= WHAT THE EXERCISE ASKS =
Copy every line of the data in which the word "JSON" occurs.

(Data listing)
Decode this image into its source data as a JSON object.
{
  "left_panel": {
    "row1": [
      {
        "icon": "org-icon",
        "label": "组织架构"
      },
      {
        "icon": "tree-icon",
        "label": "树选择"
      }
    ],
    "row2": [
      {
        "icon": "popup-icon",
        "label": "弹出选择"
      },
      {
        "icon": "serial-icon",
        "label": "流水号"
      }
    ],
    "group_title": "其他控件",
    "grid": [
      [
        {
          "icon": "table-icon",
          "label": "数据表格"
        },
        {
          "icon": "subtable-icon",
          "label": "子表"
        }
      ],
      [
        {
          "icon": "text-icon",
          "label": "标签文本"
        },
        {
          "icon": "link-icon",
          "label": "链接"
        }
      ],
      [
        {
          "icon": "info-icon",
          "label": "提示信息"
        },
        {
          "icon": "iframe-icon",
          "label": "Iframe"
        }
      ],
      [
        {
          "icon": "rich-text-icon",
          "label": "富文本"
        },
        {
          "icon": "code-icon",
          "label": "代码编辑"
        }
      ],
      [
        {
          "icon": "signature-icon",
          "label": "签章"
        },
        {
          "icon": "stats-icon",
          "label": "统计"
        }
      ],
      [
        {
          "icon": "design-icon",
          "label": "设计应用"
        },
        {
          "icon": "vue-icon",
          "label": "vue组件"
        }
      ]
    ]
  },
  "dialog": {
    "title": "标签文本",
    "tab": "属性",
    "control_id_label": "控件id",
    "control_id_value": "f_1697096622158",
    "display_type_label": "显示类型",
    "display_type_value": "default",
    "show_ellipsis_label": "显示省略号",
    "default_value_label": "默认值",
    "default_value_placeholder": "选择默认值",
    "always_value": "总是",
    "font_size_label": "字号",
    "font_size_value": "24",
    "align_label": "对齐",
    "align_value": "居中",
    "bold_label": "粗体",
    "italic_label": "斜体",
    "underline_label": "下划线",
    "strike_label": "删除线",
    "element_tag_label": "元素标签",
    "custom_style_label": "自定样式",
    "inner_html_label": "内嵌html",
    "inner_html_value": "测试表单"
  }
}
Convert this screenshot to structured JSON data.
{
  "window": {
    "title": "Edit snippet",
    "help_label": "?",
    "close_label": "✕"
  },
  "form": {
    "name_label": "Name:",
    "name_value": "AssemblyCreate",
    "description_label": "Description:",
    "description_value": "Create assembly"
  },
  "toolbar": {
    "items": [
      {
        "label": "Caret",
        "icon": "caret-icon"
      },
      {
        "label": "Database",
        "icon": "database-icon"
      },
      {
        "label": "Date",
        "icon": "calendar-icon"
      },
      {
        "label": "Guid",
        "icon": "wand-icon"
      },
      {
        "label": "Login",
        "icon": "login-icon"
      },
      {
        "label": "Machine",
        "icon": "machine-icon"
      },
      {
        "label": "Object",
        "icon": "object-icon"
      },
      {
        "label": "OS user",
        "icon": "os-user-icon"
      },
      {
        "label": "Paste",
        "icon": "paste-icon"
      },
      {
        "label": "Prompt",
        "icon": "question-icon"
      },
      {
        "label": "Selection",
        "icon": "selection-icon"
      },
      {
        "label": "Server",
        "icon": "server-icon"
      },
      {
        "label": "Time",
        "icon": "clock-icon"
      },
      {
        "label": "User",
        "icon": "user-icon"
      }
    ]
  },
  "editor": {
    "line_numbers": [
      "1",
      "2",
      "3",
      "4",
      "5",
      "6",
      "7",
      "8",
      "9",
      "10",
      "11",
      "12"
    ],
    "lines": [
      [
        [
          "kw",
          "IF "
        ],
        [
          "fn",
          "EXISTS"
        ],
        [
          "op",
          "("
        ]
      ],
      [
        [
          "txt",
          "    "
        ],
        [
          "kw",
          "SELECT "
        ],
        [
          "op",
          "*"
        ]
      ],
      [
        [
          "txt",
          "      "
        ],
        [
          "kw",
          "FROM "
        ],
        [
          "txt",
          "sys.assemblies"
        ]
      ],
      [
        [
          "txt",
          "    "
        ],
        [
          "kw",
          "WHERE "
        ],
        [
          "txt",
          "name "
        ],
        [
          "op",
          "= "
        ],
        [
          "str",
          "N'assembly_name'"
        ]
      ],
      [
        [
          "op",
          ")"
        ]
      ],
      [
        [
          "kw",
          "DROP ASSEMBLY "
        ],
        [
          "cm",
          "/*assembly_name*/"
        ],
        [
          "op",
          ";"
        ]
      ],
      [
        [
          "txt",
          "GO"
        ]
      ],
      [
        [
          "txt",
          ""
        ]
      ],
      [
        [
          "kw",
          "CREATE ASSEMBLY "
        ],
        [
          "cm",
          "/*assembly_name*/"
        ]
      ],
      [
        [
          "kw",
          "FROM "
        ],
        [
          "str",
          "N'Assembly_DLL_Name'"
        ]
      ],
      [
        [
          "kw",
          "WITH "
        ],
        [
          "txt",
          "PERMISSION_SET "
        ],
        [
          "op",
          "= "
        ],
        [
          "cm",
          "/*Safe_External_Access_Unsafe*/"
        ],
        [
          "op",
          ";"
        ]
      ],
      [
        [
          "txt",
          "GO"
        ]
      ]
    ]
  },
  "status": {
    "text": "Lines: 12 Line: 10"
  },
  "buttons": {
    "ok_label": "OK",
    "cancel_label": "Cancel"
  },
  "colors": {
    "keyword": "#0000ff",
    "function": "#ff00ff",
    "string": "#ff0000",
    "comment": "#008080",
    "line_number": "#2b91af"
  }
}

= RESULT BELOW =
Decode this image into its source data as a JSON object.
Convert this screenshot to structured JSON data.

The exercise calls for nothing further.